§ **STATED TASK**
Scan the records for the word "reste". Copy each line that includes it.

· · · · · · ·

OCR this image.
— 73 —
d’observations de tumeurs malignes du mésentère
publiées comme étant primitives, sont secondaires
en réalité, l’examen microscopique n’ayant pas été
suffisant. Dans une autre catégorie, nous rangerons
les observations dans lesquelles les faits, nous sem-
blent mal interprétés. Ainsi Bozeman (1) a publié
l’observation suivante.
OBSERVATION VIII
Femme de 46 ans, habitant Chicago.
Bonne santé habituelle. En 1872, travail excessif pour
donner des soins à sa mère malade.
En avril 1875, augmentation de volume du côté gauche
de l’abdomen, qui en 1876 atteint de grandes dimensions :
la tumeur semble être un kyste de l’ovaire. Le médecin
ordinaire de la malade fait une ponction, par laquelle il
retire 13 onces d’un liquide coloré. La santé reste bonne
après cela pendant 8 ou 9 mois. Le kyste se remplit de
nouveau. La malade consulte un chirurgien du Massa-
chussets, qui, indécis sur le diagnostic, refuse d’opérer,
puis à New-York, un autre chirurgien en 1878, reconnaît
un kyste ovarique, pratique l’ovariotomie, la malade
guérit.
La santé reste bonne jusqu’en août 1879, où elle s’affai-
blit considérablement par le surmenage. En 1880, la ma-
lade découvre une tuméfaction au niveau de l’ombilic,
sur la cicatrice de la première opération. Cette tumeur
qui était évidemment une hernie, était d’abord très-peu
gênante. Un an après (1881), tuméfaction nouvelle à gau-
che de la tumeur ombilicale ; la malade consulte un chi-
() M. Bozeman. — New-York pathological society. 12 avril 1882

· · · · · · ·

§ **THE SOLUTION**
retire 13 onces d’un liquide coloré. La santé reste bonne
La santé reste bonne jusqu’en août 1879, où elle s’affai-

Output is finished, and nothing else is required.